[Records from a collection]

┌──

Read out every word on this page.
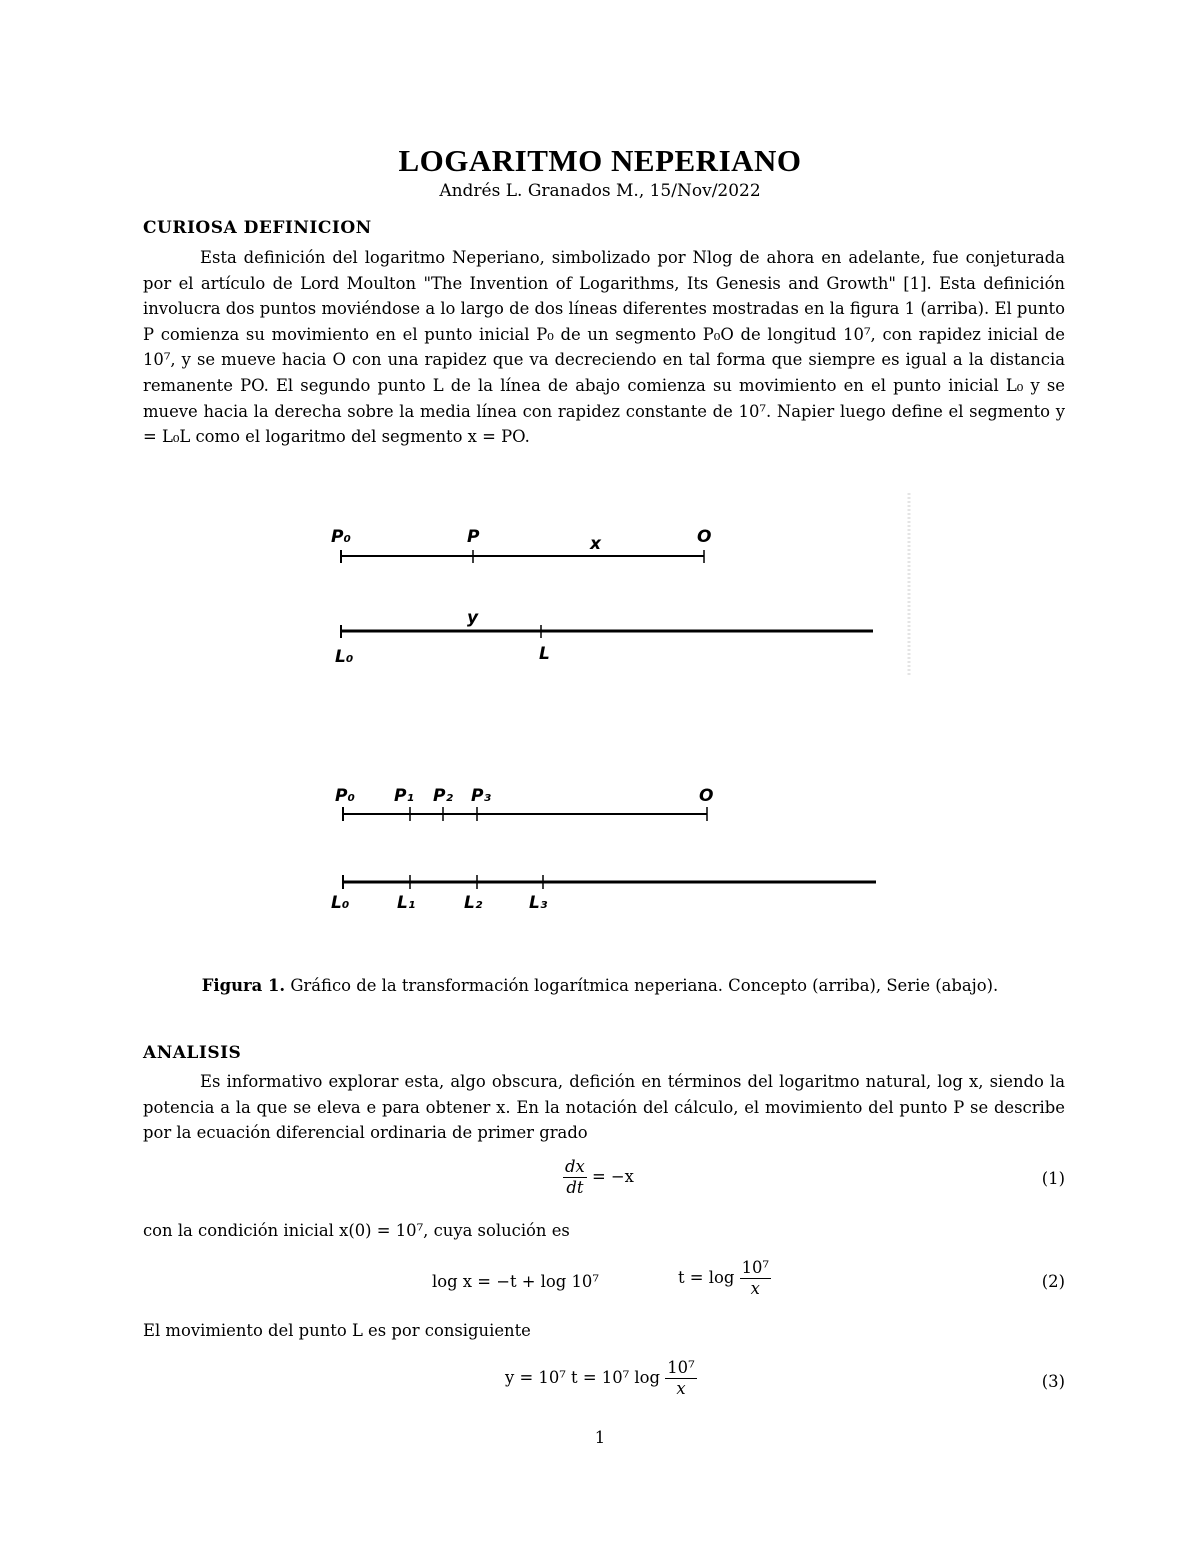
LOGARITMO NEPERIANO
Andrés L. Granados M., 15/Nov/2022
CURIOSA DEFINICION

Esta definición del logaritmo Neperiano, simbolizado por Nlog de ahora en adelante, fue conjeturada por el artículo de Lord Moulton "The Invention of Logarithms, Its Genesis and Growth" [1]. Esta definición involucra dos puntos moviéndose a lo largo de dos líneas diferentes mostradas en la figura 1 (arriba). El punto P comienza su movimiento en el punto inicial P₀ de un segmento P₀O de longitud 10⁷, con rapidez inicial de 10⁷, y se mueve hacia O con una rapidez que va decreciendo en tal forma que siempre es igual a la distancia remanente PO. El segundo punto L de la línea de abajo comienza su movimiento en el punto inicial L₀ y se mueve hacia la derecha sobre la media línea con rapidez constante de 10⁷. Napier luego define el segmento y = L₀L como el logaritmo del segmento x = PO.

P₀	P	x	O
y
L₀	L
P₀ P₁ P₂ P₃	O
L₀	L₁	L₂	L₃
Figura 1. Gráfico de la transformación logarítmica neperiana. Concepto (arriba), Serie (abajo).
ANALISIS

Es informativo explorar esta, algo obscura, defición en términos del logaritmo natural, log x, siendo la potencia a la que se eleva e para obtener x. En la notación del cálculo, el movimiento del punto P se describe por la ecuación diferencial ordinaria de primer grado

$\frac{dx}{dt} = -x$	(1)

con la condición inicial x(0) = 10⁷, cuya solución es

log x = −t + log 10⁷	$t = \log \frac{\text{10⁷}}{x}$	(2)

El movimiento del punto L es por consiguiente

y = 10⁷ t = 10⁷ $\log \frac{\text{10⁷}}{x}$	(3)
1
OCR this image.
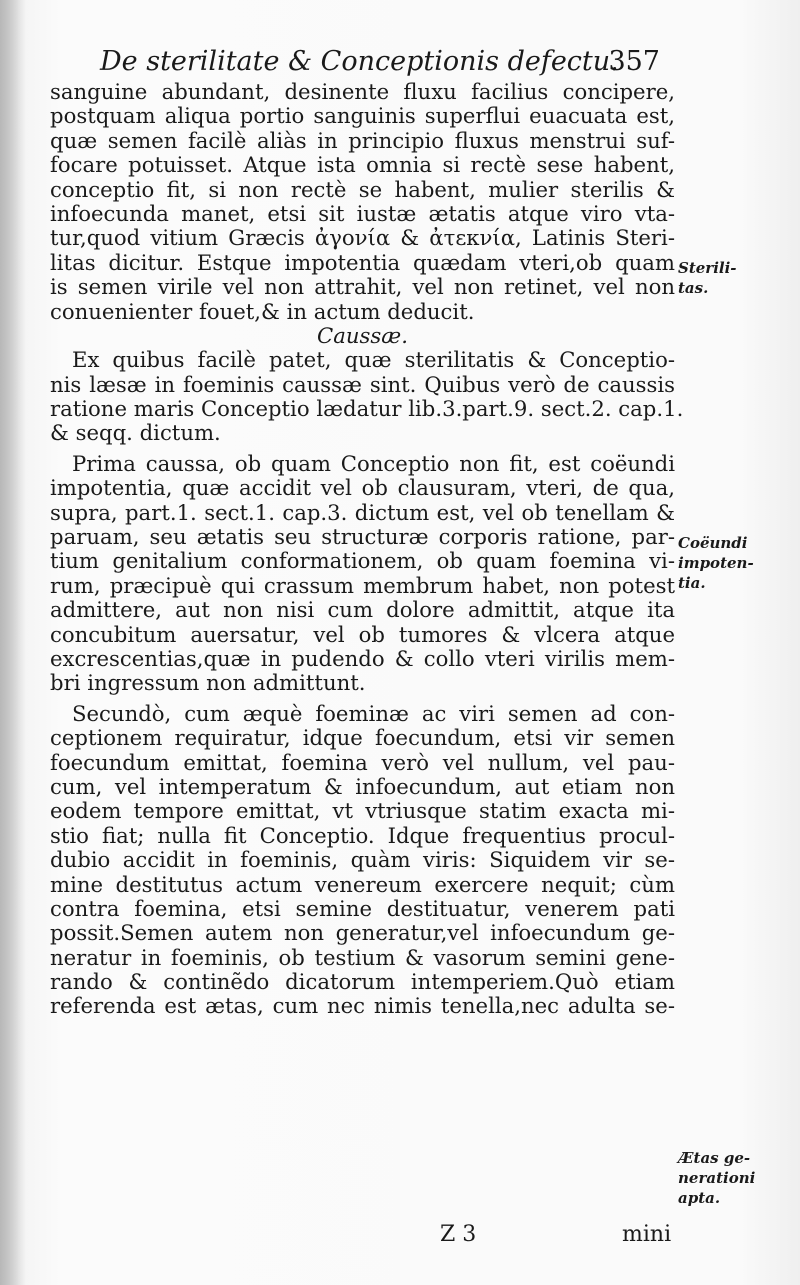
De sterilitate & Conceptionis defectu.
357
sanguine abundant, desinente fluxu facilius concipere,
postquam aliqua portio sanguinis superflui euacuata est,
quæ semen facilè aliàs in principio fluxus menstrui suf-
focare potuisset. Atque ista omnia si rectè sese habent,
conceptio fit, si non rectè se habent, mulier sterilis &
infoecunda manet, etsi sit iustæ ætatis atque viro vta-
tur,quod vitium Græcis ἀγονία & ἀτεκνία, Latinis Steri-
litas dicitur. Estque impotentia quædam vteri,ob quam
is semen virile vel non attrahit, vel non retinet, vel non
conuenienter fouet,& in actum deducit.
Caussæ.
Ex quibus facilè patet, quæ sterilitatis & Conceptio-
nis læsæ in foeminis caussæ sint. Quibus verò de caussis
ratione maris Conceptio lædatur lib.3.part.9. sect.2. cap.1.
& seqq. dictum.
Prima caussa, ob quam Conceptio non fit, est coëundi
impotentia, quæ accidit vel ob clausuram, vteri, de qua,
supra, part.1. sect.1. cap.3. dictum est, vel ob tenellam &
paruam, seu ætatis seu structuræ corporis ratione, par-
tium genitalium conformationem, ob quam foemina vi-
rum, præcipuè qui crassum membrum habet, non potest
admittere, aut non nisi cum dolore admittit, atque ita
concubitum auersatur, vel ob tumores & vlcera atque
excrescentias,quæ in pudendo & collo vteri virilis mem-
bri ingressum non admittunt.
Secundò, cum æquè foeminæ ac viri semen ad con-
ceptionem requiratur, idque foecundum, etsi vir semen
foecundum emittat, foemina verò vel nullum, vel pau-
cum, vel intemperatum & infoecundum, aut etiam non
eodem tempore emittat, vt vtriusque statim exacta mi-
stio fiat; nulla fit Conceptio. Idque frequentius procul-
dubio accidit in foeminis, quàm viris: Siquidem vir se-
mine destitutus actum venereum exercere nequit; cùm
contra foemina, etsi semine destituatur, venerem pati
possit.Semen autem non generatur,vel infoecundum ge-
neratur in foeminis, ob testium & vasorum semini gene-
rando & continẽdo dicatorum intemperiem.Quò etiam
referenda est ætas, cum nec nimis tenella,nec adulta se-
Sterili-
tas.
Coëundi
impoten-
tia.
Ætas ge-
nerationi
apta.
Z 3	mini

└──

### Exercise directions
None of the pictures should be copied, but every record above must be returned exactly.

### Written answer
Read out every word on this page.
LOGARITMO NEPERIANO
Andrés L. Granados M., 15/Nov/2022
CURIOSA DEFINICION

Esta definición del logaritmo Neperiano, simbolizado por Nlog de ahora en adelante, fue conjeturada por el artículo de Lord Moulton "The Invention of Logarithms, Its Genesis and Growth" [1]. Esta definición involucra dos puntos moviéndose a lo largo de dos líneas diferentes mostradas en la figura 1 (arriba). El punto P comienza su movimiento en el punto inicial P₀ de un segmento P₀O de longitud 10⁷, con rapidez inicial de 10⁷, y se mueve hacia O con una rapidez que va decreciendo en tal forma que siempre es igual a la distancia remanente PO. El segundo punto L de la línea de abajo comienza su movimiento en el punto inicial L₀ y se mueve hacia la derecha sobre la media línea con rapidez constante de 10⁷. Napier luego define el segmento y = L₀L como el logaritmo del segmento x = PO.

P₀	P	x	O
y
L₀	L
P₀ P₁ P₂ P₃	O
L₀	L₁	L₂	L₃
Figura 1. Gráfico de la transformación logarítmica neperiana. Concepto (arriba), Serie (abajo).
ANALISIS

Es informativo explorar esta, algo obscura, defición en términos del logaritmo natural, log x, siendo la potencia a la que se eleva e para obtener x. En la notación del cálculo, el movimiento del punto P se describe por la ecuación diferencial ordinaria de primer grado

$\frac{dx}{dt} = -x$	(1)

con la condición inicial x(0) = 10⁷, cuya solución es

log x = −t + log 10⁷	$t = \log \frac{\text{10⁷}}{x}$	(2)

El movimiento del punto L es por consiguiente

y = 10⁷ t = 10⁷ $\log \frac{\text{10⁷}}{x}$	(3)
1
OCR this image.
De sterilitate & Conceptionis defectu.
357
sanguine abundant, desinente fluxu facilius concipere,
postquam aliqua portio sanguinis superflui euacuata est,
quæ semen facilè aliàs in principio fluxus menstrui suf-
focare potuisset. Atque ista omnia si rectè sese habent,
conceptio fit, si non rectè se habent, mulier sterilis &
infoecunda manet, etsi sit iustæ ætatis atque viro vta-
tur,quod vitium Græcis ἀγονία & ἀτεκνία, Latinis Steri-
litas dicitur. Estque impotentia quædam vteri,ob quam
is semen virile vel non attrahit, vel non retinet, vel non
conuenienter fouet,& in actum deducit.
Caussæ.
Ex quibus facilè patet, quæ sterilitatis & Conceptio-
nis læsæ in foeminis caussæ sint. Quibus verò de caussis
ratione maris Conceptio lædatur lib.3.part.9. sect.2. cap.1.
& seqq. dictum.
Prima caussa, ob quam Conceptio non fit, est coëundi
impotentia, quæ accidit vel ob clausuram, vteri, de qua,
supra, part.1. sect.1. cap.3. dictum est, vel ob tenellam &
paruam, seu ætatis seu structuræ corporis ratione, par-
tium genitalium conformationem, ob quam foemina vi-
rum, præcipuè qui crassum membrum habet, non potest
admittere, aut non nisi cum dolore admittit, atque ita
concubitum auersatur, vel ob tumores & vlcera atque
excrescentias,quæ in pudendo & collo vteri virilis mem-
bri ingressum non admittunt.
Secundò, cum æquè foeminæ ac viri semen ad con-
ceptionem requiratur, idque foecundum, etsi vir semen
foecundum emittat, foemina verò vel nullum, vel pau-
cum, vel intemperatum & infoecundum, aut etiam non
eodem tempore emittat, vt vtriusque statim exacta mi-
stio fiat; nulla fit Conceptio. Idque frequentius procul-
dubio accidit in foeminis, quàm viris: Siquidem vir se-
mine destitutus actum venereum exercere nequit; cùm
contra foemina, etsi semine destituatur, venerem pati
possit.Semen autem non generatur,vel infoecundum ge-
neratur in foeminis, ob testium & vasorum semini gene-
rando & continẽdo dicatorum intemperiem.Quò etiam
referenda est ætas, cum nec nimis tenella,nec adulta se-
Sterili-
tas.
Coëundi
impoten-
tia.
Ætas ge-
nerationi
apta.
Z 3	mini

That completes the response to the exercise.